SUPPLIED MATERIAL:
· · ·
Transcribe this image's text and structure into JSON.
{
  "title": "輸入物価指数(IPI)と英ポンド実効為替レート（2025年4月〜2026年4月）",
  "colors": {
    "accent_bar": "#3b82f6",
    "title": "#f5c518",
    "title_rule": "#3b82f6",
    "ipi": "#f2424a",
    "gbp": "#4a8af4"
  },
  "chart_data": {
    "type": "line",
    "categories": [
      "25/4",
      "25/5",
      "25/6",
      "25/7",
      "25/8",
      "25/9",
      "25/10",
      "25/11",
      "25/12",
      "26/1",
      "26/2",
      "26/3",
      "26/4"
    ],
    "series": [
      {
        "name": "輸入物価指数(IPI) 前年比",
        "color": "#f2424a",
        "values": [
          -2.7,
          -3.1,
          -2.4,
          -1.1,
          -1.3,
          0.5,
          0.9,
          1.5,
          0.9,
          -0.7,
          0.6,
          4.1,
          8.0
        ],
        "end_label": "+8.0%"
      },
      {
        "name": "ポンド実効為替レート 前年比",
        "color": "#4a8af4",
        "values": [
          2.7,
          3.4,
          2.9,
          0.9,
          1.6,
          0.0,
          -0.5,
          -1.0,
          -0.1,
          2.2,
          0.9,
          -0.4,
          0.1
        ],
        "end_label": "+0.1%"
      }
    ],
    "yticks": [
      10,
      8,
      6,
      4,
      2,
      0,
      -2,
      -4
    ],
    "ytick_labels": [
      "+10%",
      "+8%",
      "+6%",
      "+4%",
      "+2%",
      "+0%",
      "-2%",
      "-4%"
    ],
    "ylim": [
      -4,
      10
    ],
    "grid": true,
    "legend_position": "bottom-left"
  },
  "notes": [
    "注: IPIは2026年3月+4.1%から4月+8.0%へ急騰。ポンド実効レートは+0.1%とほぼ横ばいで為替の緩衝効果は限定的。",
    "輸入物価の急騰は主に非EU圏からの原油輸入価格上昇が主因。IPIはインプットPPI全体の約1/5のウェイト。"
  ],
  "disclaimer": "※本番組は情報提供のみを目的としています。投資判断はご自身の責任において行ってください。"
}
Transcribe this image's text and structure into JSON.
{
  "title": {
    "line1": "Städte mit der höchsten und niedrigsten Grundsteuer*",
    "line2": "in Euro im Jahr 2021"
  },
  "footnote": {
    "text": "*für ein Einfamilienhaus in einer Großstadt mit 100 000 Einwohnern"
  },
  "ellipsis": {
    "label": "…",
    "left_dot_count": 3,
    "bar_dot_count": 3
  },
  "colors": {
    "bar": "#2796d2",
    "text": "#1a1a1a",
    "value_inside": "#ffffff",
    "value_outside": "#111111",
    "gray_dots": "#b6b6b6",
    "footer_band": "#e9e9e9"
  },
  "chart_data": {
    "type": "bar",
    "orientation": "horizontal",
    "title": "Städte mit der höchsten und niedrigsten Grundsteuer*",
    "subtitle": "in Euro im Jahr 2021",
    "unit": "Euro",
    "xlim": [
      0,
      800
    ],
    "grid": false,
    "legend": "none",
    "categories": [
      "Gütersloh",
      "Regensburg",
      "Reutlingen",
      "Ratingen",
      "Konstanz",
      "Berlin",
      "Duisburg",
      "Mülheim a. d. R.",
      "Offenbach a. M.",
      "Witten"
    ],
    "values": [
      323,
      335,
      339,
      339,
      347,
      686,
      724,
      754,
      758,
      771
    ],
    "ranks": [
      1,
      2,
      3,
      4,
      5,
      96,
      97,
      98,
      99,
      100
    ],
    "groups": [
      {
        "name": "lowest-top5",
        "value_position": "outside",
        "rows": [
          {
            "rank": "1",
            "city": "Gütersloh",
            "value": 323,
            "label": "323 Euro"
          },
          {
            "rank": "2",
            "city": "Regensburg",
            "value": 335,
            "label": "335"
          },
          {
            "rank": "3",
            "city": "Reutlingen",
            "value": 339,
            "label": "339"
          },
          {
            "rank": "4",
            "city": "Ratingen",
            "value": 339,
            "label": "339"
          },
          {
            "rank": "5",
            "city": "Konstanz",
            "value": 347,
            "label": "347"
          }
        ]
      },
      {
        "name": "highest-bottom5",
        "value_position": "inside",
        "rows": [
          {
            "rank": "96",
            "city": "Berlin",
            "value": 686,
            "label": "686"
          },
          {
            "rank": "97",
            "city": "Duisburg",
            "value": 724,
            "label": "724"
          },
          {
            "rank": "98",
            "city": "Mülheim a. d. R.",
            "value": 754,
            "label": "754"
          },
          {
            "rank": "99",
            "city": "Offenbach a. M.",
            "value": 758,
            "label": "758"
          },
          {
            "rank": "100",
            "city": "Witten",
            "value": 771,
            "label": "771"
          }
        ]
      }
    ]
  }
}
· · ·
Give back all the records exactly as they stand.

Transcribe this image's text and structure into JSON.
{
  "title": "輸入物価指数(IPI)と英ポンド実効為替レート（2025年4月〜2026年4月）",
  "colors": {
    "accent_bar": "#3b82f6",
    "title": "#f5c518",
    "title_rule": "#3b82f6",
    "ipi": "#f2424a",
    "gbp": "#4a8af4"
  },
  "chart_data": {
    "type": "line",
    "categories": [
      "25/4",
      "25/5",
      "25/6",
      "25/7",
      "25/8",
      "25/9",
      "25/10",
      "25/11",
      "25/12",
      "26/1",
      "26/2",
      "26/3",
      "26/4"
    ],
    "series": [
      {
        "name": "輸入物価指数(IPI) 前年比",
        "color": "#f2424a",
        "values": [
          -2.7,
          -3.1,
          -2.4,
          -1.1,
          -1.3,
          0.5,
          0.9,
          1.5,
          0.9,
          -0.7,
          0.6,
          4.1,
          8.0
        ],
        "end_label": "+8.0%"
      },
      {
        "name": "ポンド実効為替レート 前年比",
        "color": "#4a8af4",
        "values": [
          2.7,
          3.4,
          2.9,
          0.9,
          1.6,
          0.0,
          -0.5,
          -1.0,
          -0.1,
          2.2,
          0.9,
          -0.4,
          0.1
        ],
        "end_label": "+0.1%"
      }
    ],
    "yticks": [
      10,
      8,
      6,
      4,
      2,
      0,
      -2,
      -4
    ],
    "ytick_labels": [
      "+10%",
      "+8%",
      "+6%",
      "+4%",
      "+2%",
      "+0%",
      "-2%",
      "-4%"
    ],
    "ylim": [
      -4,
      10
    ],
    "grid": true,
    "legend_position": "bottom-left"
  },
  "notes": [
    "注: IPIは2026年3月+4.1%から4月+8.0%へ急騰。ポンド実効レートは+0.1%とほぼ横ばいで為替の緩衝効果は限定的。",
    "輸入物価の急騰は主に非EU圏からの原油輸入価格上昇が主因。IPIはインプットPPI全体の約1/5のウェイト。"
  ],
  "disclaimer": "※本番組は情報提供のみを目的としています。投資判断はご自身の責任において行ってください。"
}
Transcribe this image's text and structure into JSON.
{
  "title": {
    "line1": "Städte mit der höchsten und niedrigsten Grundsteuer*",
    "line2": "in Euro im Jahr 2021"
  },
  "footnote": {
    "text": "*für ein Einfamilienhaus in einer Großstadt mit 100 000 Einwohnern"
  },
  "ellipsis": {
    "label": "…",
    "left_dot_count": 3,
    "bar_dot_count": 3
  },
  "colors": {
    "bar": "#2796d2",
    "text": "#1a1a1a",
    "value_inside": "#ffffff",
    "value_outside": "#111111",
    "gray_dots": "#b6b6b6",
    "footer_band": "#e9e9e9"
  },
  "chart_data": {
    "type": "bar",
    "orientation": "horizontal",
    "title": "Städte mit der höchsten und niedrigsten Grundsteuer*",
    "subtitle": "in Euro im Jahr 2021",
    "unit": "Euro",
    "xlim": [
      0,
      800
    ],
    "grid": false,
    "legend": "none",
    "categories": [
      "Gütersloh",
      "Regensburg",
      "Reutlingen",
      "Ratingen",
      "Konstanz",
      "Berlin",
      "Duisburg",
      "Mülheim a. d. R.",
      "Offenbach a. M.",
      "Witten"
    ],
    "values": [
      323,
      335,
      339,
      339,
      347,
      686,
      724,
      754,
      758,
      771
    ],
    "ranks": [
      1,
      2,
      3,
      4,
      5,
      96,
      97,
      98,
      99,
      100
    ],
    "groups": [
      {
        "name": "lowest-top5",
        "value_position": "outside",
        "rows": [
          {
            "rank": "1",
            "city": "Gütersloh",
            "value": 323,
            "label": "323 Euro"
          },
          {
            "rank": "2",
            "city": "Regensburg",
            "value": 335,
            "label": "335"
          },
          {
            "rank": "3",
            "city": "Reutlingen",
            "value": 339,
            "label": "339"
          },
          {
            "rank": "4",
            "city": "Ratingen",
            "value": 339,
            "label": "339"
          },
          {
            "rank": "5",
            "city": "Konstanz",
            "value": 347,
            "label": "347"
          }
        ]
      },
      {
        "name": "highest-bottom5",
        "value_position": "inside",
        "rows": [
          {
            "rank": "96",
            "city": "Berlin",
            "value": 686,
            "label": "686"
          },
          {
            "rank": "97",
            "city": "Duisburg",
            "value": 724,
            "label": "724"
          },
          {
            "rank": "98",
            "city": "Mülheim a. d. R.",
            "value": 754,
            "label": "754"
          },
          {
            "rank": "99",
            "city": "Offenbach a. M.",
            "value": 758,
            "label": "758"
          },
          {
            "rank": "100",
            "city": "Witten",
            "value": 771,
            "label": "771"
          }
        ]
      }
    ]
  }
}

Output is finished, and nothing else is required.